» Written instruction
Write out again only the lines running from the one that contains "What's the underlying" to the end of the records below, including both the first and the last.

--- Input records ---

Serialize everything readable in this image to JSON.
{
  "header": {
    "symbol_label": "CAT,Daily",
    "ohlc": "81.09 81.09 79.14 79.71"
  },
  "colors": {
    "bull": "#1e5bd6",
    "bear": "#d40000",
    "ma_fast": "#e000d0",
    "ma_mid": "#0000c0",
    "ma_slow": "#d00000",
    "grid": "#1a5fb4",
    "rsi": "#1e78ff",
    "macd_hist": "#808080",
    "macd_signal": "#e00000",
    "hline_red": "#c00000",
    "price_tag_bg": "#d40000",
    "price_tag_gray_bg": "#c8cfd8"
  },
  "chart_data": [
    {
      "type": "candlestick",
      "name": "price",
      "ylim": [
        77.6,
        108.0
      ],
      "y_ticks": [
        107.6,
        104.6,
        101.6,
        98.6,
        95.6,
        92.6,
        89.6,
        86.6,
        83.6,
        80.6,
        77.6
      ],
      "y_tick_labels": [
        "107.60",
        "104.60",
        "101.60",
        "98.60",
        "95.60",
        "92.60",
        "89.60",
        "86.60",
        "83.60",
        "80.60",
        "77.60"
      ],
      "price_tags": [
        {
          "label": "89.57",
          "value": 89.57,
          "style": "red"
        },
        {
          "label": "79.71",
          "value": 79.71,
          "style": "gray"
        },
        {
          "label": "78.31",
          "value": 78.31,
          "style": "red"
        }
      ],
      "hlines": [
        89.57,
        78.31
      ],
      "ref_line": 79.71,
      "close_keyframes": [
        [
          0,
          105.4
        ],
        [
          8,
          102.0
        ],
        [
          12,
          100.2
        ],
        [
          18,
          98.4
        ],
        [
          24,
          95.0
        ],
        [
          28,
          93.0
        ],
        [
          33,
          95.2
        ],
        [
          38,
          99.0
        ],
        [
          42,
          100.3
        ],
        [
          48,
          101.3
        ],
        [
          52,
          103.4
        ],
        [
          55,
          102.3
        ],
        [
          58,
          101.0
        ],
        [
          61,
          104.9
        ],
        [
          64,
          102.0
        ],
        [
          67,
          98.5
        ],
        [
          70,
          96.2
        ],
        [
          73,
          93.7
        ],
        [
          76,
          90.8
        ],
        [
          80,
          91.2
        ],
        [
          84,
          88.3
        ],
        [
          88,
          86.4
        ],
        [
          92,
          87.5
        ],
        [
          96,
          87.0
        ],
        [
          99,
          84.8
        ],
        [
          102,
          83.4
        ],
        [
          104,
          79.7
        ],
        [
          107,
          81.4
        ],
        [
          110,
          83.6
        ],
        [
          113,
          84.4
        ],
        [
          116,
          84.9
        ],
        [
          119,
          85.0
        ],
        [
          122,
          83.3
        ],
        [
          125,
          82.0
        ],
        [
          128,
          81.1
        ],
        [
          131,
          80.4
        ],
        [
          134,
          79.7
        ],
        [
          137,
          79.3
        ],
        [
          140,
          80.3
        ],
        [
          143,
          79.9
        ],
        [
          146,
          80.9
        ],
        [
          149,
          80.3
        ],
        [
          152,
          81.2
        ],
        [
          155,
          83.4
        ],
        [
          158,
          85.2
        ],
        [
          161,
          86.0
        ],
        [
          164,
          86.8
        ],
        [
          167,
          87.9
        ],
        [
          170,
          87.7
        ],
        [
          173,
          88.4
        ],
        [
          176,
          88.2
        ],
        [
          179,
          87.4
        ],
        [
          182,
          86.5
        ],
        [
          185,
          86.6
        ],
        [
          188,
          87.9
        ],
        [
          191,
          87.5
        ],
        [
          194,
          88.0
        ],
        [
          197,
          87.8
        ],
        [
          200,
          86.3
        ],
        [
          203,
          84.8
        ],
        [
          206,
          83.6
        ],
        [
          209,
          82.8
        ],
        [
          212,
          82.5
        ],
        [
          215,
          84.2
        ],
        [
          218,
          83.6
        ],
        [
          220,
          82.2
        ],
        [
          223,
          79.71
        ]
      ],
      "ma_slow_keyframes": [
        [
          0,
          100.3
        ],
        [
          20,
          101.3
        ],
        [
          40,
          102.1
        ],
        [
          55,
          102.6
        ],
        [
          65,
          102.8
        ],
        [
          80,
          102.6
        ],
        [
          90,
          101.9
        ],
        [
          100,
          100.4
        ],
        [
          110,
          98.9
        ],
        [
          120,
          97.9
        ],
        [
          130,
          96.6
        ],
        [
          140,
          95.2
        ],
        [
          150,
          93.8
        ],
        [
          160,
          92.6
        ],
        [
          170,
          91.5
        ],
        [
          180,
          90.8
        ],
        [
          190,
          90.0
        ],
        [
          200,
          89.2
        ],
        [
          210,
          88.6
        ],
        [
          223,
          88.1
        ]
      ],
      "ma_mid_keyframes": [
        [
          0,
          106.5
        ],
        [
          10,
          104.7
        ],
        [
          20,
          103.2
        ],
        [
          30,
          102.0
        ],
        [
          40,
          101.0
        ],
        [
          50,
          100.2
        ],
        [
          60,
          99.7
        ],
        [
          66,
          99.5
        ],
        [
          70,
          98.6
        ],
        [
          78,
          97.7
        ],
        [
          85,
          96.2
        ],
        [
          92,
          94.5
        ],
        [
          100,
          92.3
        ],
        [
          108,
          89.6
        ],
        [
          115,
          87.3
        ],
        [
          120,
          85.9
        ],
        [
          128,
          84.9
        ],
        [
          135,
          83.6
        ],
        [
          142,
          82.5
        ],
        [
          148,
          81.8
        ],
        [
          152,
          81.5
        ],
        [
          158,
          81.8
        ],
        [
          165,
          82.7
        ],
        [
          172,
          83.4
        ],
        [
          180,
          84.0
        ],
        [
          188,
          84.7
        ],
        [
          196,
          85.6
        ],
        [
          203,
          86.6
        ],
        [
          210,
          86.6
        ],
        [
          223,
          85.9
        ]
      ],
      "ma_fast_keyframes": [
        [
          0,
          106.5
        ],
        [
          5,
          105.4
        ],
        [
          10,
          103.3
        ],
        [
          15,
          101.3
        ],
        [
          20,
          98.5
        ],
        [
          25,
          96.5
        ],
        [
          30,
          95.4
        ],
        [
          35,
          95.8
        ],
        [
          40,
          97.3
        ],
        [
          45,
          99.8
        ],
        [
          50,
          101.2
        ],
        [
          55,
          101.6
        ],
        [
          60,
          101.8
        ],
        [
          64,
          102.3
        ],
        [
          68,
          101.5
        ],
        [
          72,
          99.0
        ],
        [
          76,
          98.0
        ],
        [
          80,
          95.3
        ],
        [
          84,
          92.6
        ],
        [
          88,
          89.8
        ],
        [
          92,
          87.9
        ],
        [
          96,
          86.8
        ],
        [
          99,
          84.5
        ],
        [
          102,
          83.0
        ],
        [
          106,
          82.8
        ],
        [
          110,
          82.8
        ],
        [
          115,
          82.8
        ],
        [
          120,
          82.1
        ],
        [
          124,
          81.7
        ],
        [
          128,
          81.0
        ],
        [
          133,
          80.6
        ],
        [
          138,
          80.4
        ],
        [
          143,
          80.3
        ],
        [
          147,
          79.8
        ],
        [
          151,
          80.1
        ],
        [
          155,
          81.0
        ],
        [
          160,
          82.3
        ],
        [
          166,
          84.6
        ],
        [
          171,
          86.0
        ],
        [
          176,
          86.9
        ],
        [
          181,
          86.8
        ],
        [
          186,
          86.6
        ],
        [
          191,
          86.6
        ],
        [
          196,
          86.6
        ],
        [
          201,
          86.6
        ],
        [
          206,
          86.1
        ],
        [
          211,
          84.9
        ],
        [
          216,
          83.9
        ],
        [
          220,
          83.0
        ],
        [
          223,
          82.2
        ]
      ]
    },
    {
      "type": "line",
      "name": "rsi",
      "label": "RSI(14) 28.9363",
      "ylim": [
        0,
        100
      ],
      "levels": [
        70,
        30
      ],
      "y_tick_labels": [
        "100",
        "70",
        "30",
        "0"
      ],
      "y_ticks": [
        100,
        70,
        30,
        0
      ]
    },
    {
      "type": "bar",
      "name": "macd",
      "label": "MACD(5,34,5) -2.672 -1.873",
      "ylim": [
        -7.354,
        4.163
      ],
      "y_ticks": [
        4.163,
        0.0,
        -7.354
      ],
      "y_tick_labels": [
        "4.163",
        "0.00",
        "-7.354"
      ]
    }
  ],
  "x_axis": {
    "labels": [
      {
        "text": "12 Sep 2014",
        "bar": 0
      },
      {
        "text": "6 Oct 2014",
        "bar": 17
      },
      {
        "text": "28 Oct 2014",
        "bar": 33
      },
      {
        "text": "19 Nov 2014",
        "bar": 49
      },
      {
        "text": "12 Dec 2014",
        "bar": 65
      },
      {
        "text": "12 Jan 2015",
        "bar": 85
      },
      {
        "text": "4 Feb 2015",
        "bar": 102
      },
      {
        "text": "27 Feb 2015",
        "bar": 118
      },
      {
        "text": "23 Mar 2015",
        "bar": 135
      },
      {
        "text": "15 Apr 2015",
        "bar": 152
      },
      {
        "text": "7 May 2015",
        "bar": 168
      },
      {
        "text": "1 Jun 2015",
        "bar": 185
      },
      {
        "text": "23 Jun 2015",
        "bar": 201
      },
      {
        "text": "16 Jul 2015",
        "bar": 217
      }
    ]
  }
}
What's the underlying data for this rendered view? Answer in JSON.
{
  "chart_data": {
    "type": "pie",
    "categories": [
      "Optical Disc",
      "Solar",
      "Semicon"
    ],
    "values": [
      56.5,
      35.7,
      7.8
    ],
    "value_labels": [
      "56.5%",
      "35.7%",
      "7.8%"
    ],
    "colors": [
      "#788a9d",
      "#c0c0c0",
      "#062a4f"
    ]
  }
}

---

» Written response
What's the underlying data for this rendered view? Answer in JSON.
{
  "chart_data": {
    "type": "pie",
    "categories": [
      "Optical Disc",
      "Solar",
      "Semicon"
    ],
    "values": [
      56.5,
      35.7,
      7.8
    ],
    "value_labels": [
      "56.5%",
      "35.7%",
      "7.8%"
    ],
    "colors": [
      "#788a9d",
      "#c0c0c0",
      "#062a4f"
    ]
  }
}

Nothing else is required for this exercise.